• Task directions: Return every record below exactly as written, omitting any pictures.

• Extracted entries:
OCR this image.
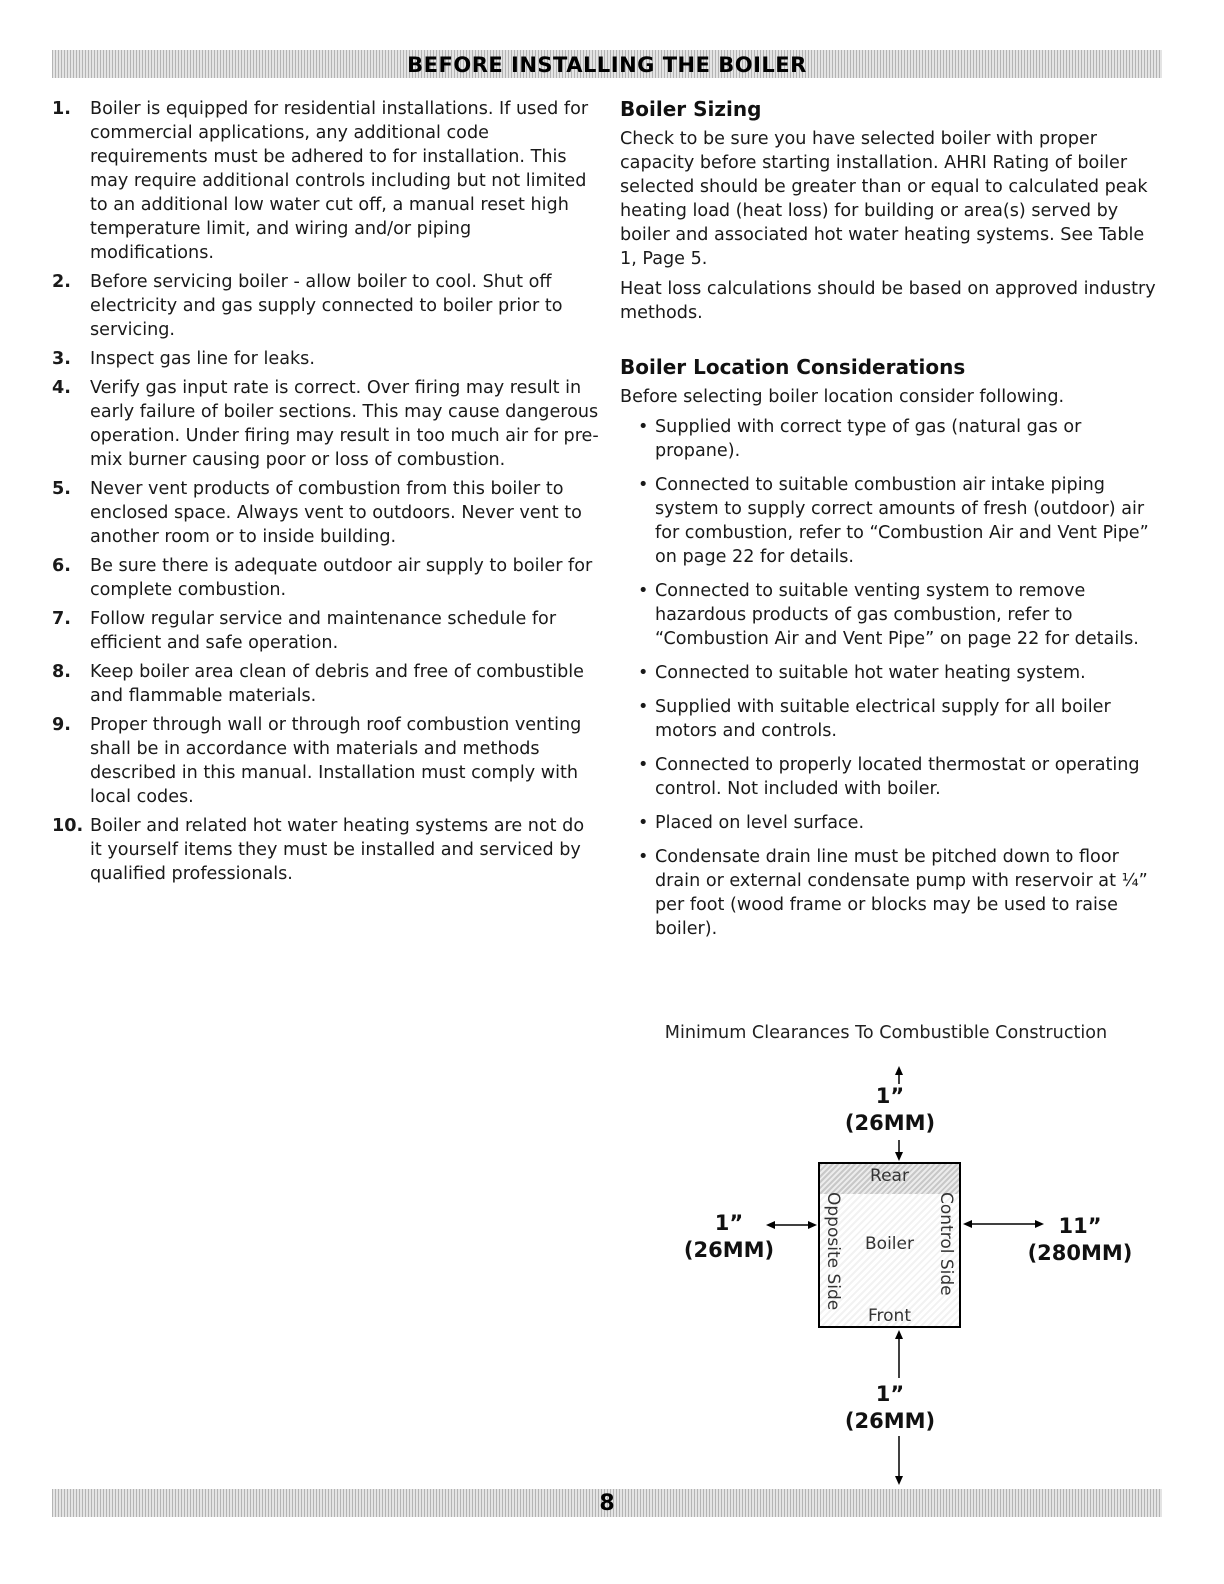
BEFORE INSTALLING THE BOILER
1. Boiler is equipped for residential installations. If used for commercial applications, any additional code requirements must be adhered to for installation. This may require additional controls including but not limited to an additional low water cut off, a manual reset high temperature limit, and wiring and/or piping modifications.
2. Before servicing boiler - allow boiler to cool. Shut off electricity and gas supply connected to boiler prior to servicing.
3. Inspect gas line for leaks.
4. Verify gas input rate is correct. Over firing may result in early failure of boiler sections. This may cause dangerous operation. Under firing may result in too much air for pre-mix burner causing poor or loss of combustion.
5. Never vent products of combustion from this boiler to enclosed space. Always vent to outdoors. Never vent to another room or to inside building.
6. Be sure there is adequate outdoor air supply to boiler for complete combustion.
7. Follow regular service and maintenance schedule for efficient and safe operation.
8. Keep boiler area clean of debris and free of combustible and flammable materials.
9. Proper through wall or through roof combustion venting shall be in accordance with materials and methods described in this manual. Installation must comply with local codes.
10. Boiler and related hot water heating systems are not do it yourself items they must be installed and serviced by qualified professionals.
Boiler Sizing

Check to be sure you have selected boiler with proper capacity before starting installation. AHRI Rating of boiler selected should be greater than or equal to calculated peak heating load (heat loss) for building or area(s) served by boiler and associated hot water heating systems. See Table 1, Page 5.

Heat loss calculations should be based on approved industry methods.

Boiler Location Considerations

Before selecting boiler location consider following.

• Supplied with correct type of gas (natural gas or propane).
• Connected to suitable combustion air intake piping system to supply correct amounts of fresh (outdoor) air for combustion, refer to “Combustion Air and Vent Pipe” on page 22 for details.
• Connected to suitable venting system to remove hazardous products of gas combustion, refer to “Combustion Air and Vent Pipe” on page 22 for details.
• Connected to suitable hot water heating system.
• Supplied with suitable electrical supply for all boiler motors and controls.
• Connected to properly located thermostat or operating control. Not included with boiler.
• Placed on level surface.
• Condensate drain line must be pitched down to floor drain or external condensate pump with reservoir at ¼” per foot (wood frame or blocks may be used to raise boiler).
Minimum Clearances To Combustible Construction
Rear
Opposite Side	Boiler	Control Side
Front
1”
(26MM)
1”
(26MM)
11”
(280MM)
1”
(26MM)
8
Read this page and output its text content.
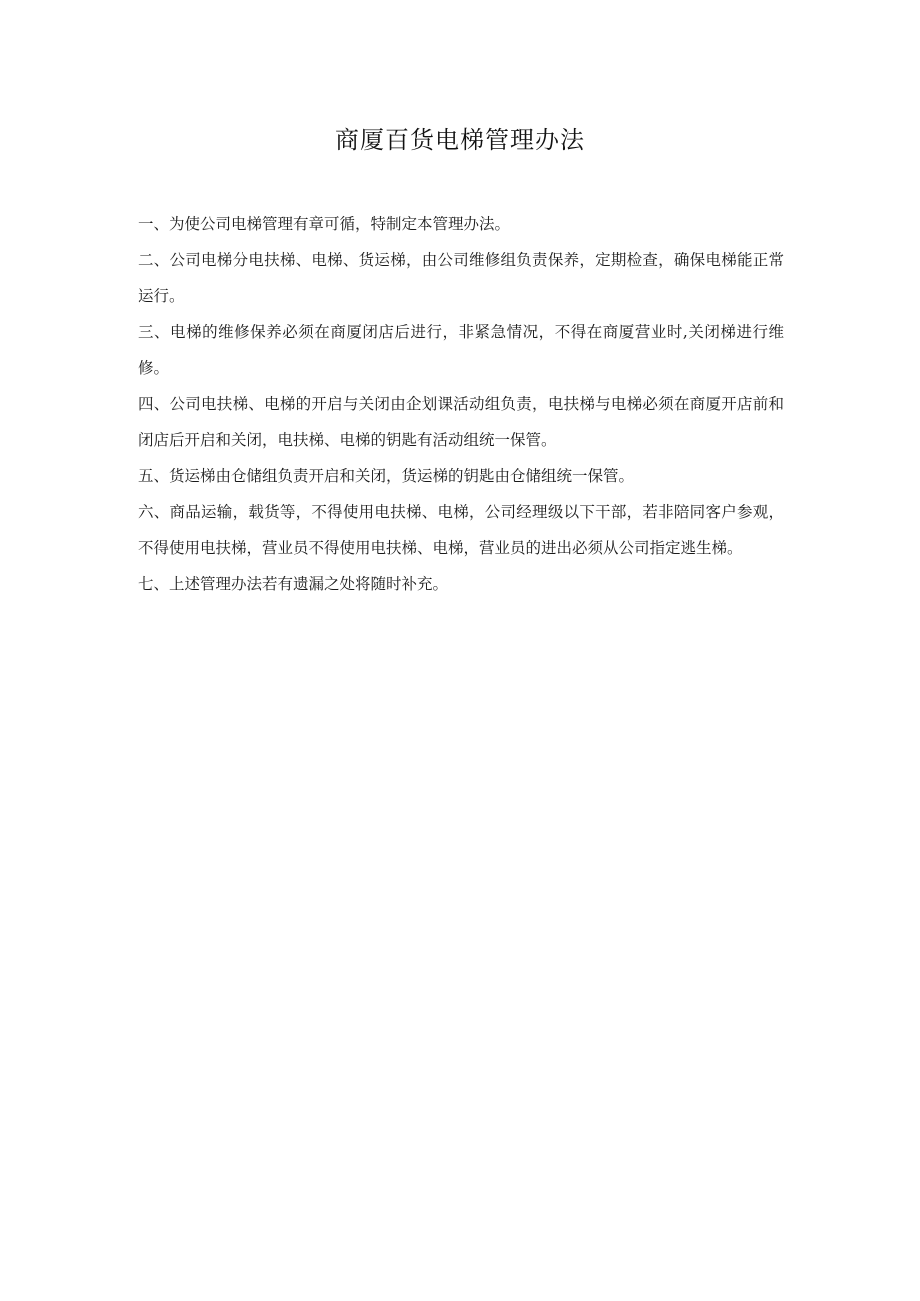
商厦百货电梯管理办法

一、为使公司电梯管理有章可循，特制定本管理办法。

二、公司电梯分电扶梯、电梯、货运梯，由公司维修组负责保养，定期检查，确保电梯能正常运行。

三、电梯的维修保养必须在商厦闭店后进行，非紧急情况，不得在商厦营业时,关闭梯进行维修。

四、公司电扶梯、电梯的开启与关闭由企划课活动组负责，电扶梯与电梯必须在商厦开店前和闭店后开启和关闭，电扶梯、电梯的钥匙有活动组统一保管。

五、货运梯由仓储组负责开启和关闭，货运梯的钥匙由仓储组统一保管。

六、商品运输，载货等，不得使用电扶梯、电梯，公司经理级以下干部，若非陪同客户参观，不得使用电扶梯，营业员不得使用电扶梯、电梯，营业员的进出必须从公司指定逃生梯。

七、上述管理办法若有遗漏之处将随时补充。
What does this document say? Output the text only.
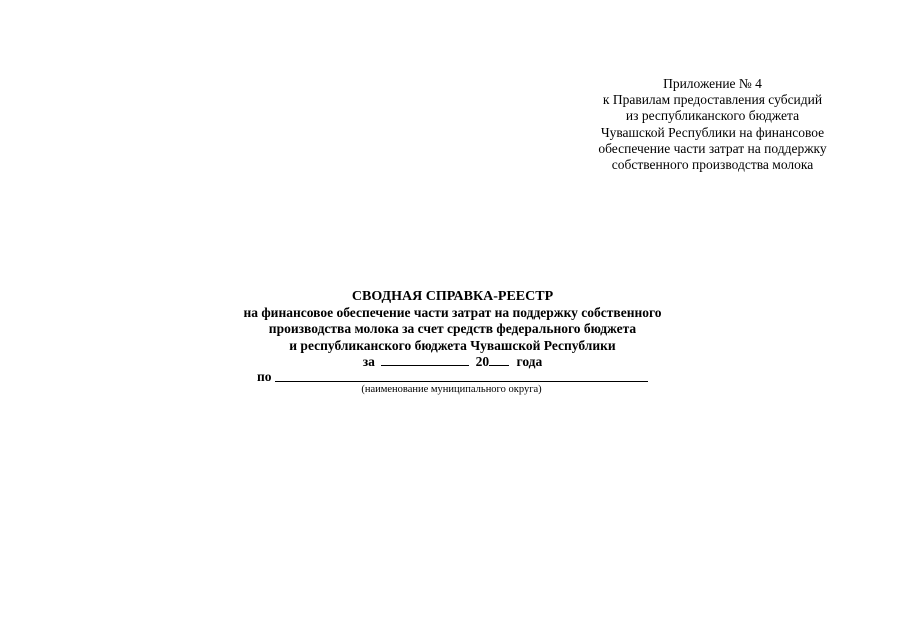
Приложение № 4
к Правилам предоставления субсидий
из республиканского бюджета
Чувашской Республики на финансовое
обеспечение части затрат на поддержку
собственного производства молока
СВОДНАЯ СПРАВКА-РЕЕСТР
на финансовое обеспечение части затрат на поддержку собственного
производства молока за счет средств федерального бюджета
и республиканского бюджета Чувашской Республики
за	20 года
по
(наименование муниципального округа)
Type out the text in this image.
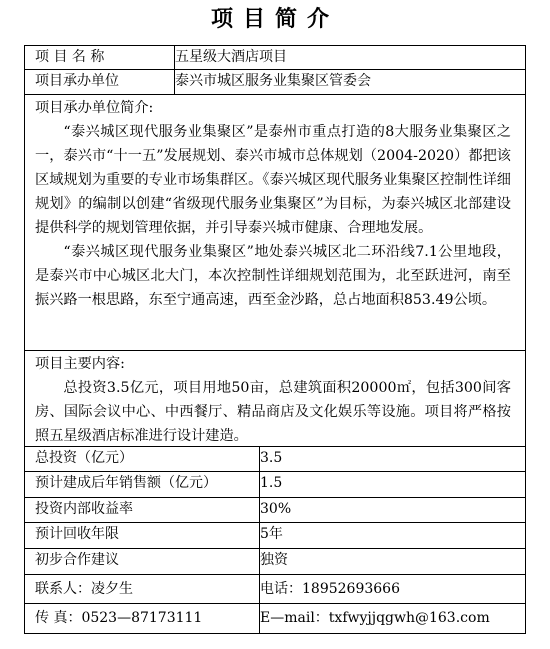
项目简介
项 目 名 称	五星级大酒店项目
项目承办单位	泰兴市城区服务业集聚区管委会
项目承办单位简介:

“泰兴城区现代服务业集聚区”是泰州市重点打造的8大服务业集聚区之一，泰兴市“十一五”发展规划、泰兴市城市总体规划（2004-2020）都把该区域规划为重要的专业市场集群区。《泰兴城区现代服务业集聚区控制性详细规划》的编制以创建“省级现代服务业集聚区”为目标，为泰兴城区北部建设提供科学的规划管理依据，并引导泰兴城市健康、合理地发展。

“泰兴城区现代服务业集聚区”地处泰兴城区北二环沿线7.1公里地段，是泰兴市中心城区北大门，本次控制性详细规划范围为，北至跃进河，南至振兴路一根思路，东至宁通高速，西至金沙路，总占地面积853.49公顷。

项目主要内容:

总投资3.5亿元，项目用地50亩，总建筑面积20000㎡，包括300间客房、国际会议中心、中西餐厅、精品商店及文化娱乐等设施。项目将严格按照五星级酒店标准进行设计建造。

总投资（亿元）	3.5
预计建成后年销售额（亿元）	1.5
投资内部收益率	30%
预计回收年限	5年
初步合作建议	独资
联系人：凌夕生	电话：18952693666
传 真：0523—87173111	E—mail：txfwyjjqgwh@163.com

• Exercise output:
OCR this image.
BEFORE INSTALLING THE BOILER
1. Boiler is equipped for residential installations. If used for commercial applications, any additional code requirements must be adhered to for installation. This may require additional controls including but not limited to an additional low water cut off, a manual reset high temperature limit, and wiring and/or piping modifications.
2. Before servicing boiler - allow boiler to cool. Shut off electricity and gas supply connected to boiler prior to servicing.
3. Inspect gas line for leaks.
4. Verify gas input rate is correct. Over firing may result in early failure of boiler sections. This may cause dangerous operation. Under firing may result in too much air for pre-mix burner causing poor or loss of combustion.
5. Never vent products of combustion from this boiler to enclosed space. Always vent to outdoors. Never vent to another room or to inside building.
6. Be sure there is adequate outdoor air supply to boiler for complete combustion.
7. Follow regular service and maintenance schedule for efficient and safe operation.
8. Keep boiler area clean of debris and free of combustible and flammable materials.
9. Proper through wall or through roof combustion venting shall be in accordance with materials and methods described in this manual. Installation must comply with local codes.
10. Boiler and related hot water heating systems are not do it yourself items they must be installed and serviced by qualified professionals.
Boiler Sizing

Check to be sure you have selected boiler with proper capacity before starting installation. AHRI Rating of boiler selected should be greater than or equal to calculated peak heating load (heat loss) for building or area(s) served by boiler and associated hot water heating systems. See Table 1, Page 5.

Heat loss calculations should be based on approved industry methods.

Boiler Location Considerations

Before selecting boiler location consider following.

• Supplied with correct type of gas (natural gas or propane).
• Connected to suitable combustion air intake piping system to supply correct amounts of fresh (outdoor) air for combustion, refer to “Combustion Air and Vent Pipe” on page 22 for details.
• Connected to suitable venting system to remove hazardous products of gas combustion, refer to “Combustion Air and Vent Pipe” on page 22 for details.
• Connected to suitable hot water heating system.
• Supplied with suitable electrical supply for all boiler motors and controls.
• Connected to properly located thermostat or operating control. Not included with boiler.
• Placed on level surface.
• Condensate drain line must be pitched down to floor drain or external condensate pump with reservoir at ¼” per foot (wood frame or blocks may be used to raise boiler).
Minimum Clearances To Combustible Construction
Rear
Opposite Side	Boiler	Control Side
Front
1”
(26MM)
1”
(26MM)
11”
(280MM)
1”
(26MM)
8
Read this page and output its text content.
商厦百货电梯管理办法

一、为使公司电梯管理有章可循，特制定本管理办法。

二、公司电梯分电扶梯、电梯、货运梯，由公司维修组负责保养，定期检查，确保电梯能正常运行。

三、电梯的维修保养必须在商厦闭店后进行，非紧急情况，不得在商厦营业时,关闭梯进行维修。

四、公司电扶梯、电梯的开启与关闭由企划课活动组负责，电扶梯与电梯必须在商厦开店前和闭店后开启和关闭，电扶梯、电梯的钥匙有活动组统一保管。

五、货运梯由仓储组负责开启和关闭，货运梯的钥匙由仓储组统一保管。

六、商品运输，载货等，不得使用电扶梯、电梯，公司经理级以下干部，若非陪同客户参观，不得使用电扶梯，营业员不得使用电扶梯、电梯，营业员的进出必须从公司指定逃生梯。

七、上述管理办法若有遗漏之处将随时补充。
What does this document say? Output the text only.
Приложение № 4
к Правилам предоставления субсидий
из республиканского бюджета
Чувашской Республики на финансовое
обеспечение части затрат на поддержку
собственного производства молока
СВОДНАЯ СПРАВКА-РЕЕСТР
на финансовое обеспечение части затрат на поддержку собственного
производства молока за счет средств федерального бюджета
и республиканского бюджета Чувашской Республики
за	20 года
по
(наименование муниципального округа)
Type out the text in this image.
项目简介
项 目 名 称	五星级大酒店项目
项目承办单位	泰兴市城区服务业集聚区管委会
项目承办单位简介:

“泰兴城区现代服务业集聚区”是泰州市重点打造的8大服务业集聚区之一，泰兴市“十一五”发展规划、泰兴市城市总体规划（2004-2020）都把该区域规划为重要的专业市场集群区。《泰兴城区现代服务业集聚区控制性详细规划》的编制以创建“省级现代服务业集聚区”为目标，为泰兴城区北部建设提供科学的规划管理依据，并引导泰兴城市健康、合理地发展。

“泰兴城区现代服务业集聚区”地处泰兴城区北二环沿线7.1公里地段，是泰兴市中心城区北大门，本次控制性详细规划范围为，北至跃进河，南至振兴路一根思路，东至宁通高速，西至金沙路，总占地面积853.49公顷。

项目主要内容:

总投资3.5亿元，项目用地50亩，总建筑面积20000㎡，包括300间客房、国际会议中心、中西餐厅、精品商店及文化娱乐等设施。项目将严格按照五星级酒店标准进行设计建造。

总投资（亿元）	3.5
预计建成后年销售额（亿元）	1.5
投资内部收益率	30%
预计回收年限	5年
初步合作建议	独资
联系人：凌夕生	电话：18952693666
传 真：0523—87173111	E—mail：txfwyjjqgwh@163.com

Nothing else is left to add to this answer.